▼

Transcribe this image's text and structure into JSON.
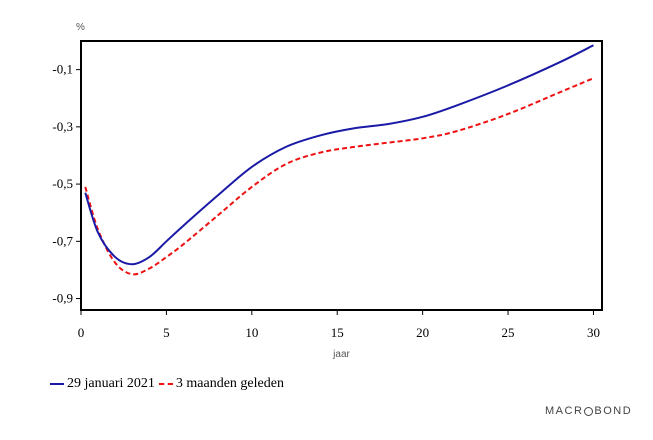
{
  "chart_data": {
    "type": "line",
    "unit_label": "%",
    "xlabel": "jaar",
    "ylabel": "",
    "xlim": [
      0,
      30.5
    ],
    "ylim": [
      -0.94,
      0.0
    ],
    "x_ticks": [
      0,
      5,
      10,
      15,
      20,
      25,
      30
    ],
    "x_tick_labels": [
      "0",
      "5",
      "10",
      "15",
      "20",
      "25",
      "30"
    ],
    "y_ticks": [
      -0.1,
      -0.3,
      -0.5,
      -0.7,
      -0.9
    ],
    "y_tick_labels": [
      "-0,1",
      "-0,3",
      "-0,5",
      "-0,7",
      "-0,9"
    ],
    "grid": false,
    "legend_position": "bottom-left",
    "series": [
      {
        "name": "29 januari 2021",
        "color": "#1a1aa6",
        "style": "solid",
        "x": [
          0.25,
          1,
          2,
          3,
          4,
          5,
          6,
          8,
          10,
          12,
          14,
          16,
          18,
          20,
          22,
          25,
          28,
          30
        ],
        "y": [
          -0.53,
          -0.67,
          -0.755,
          -0.78,
          -0.755,
          -0.7,
          -0.645,
          -0.54,
          -0.44,
          -0.37,
          -0.33,
          -0.305,
          -0.29,
          -0.265,
          -0.225,
          -0.155,
          -0.075,
          -0.015
        ]
      },
      {
        "name": "3 maanden geleden",
        "color": "#ee1111",
        "style": "dashed",
        "x": [
          0.25,
          1,
          2,
          3,
          4,
          5,
          6,
          8,
          10,
          12,
          14,
          16,
          18,
          20,
          22,
          25,
          28,
          30
        ],
        "y": [
          -0.51,
          -0.66,
          -0.775,
          -0.815,
          -0.795,
          -0.755,
          -0.71,
          -0.61,
          -0.51,
          -0.43,
          -0.39,
          -0.37,
          -0.355,
          -0.34,
          -0.315,
          -0.255,
          -0.18,
          -0.13
        ]
      }
    ]
  },
  "legend": {
    "items": [
      {
        "label": "29 januari 2021"
      },
      {
        "label": "3 maanden geleden"
      }
    ]
  },
  "brand": {
    "left": "MACR",
    "right": "BOND"
  }
}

▲

▸ Work required: Gather from the records above every line containing the string "januari".

▸ Solution to the exercise:
        "name": "29 januari 2021",
        "label": "29 januari 2021"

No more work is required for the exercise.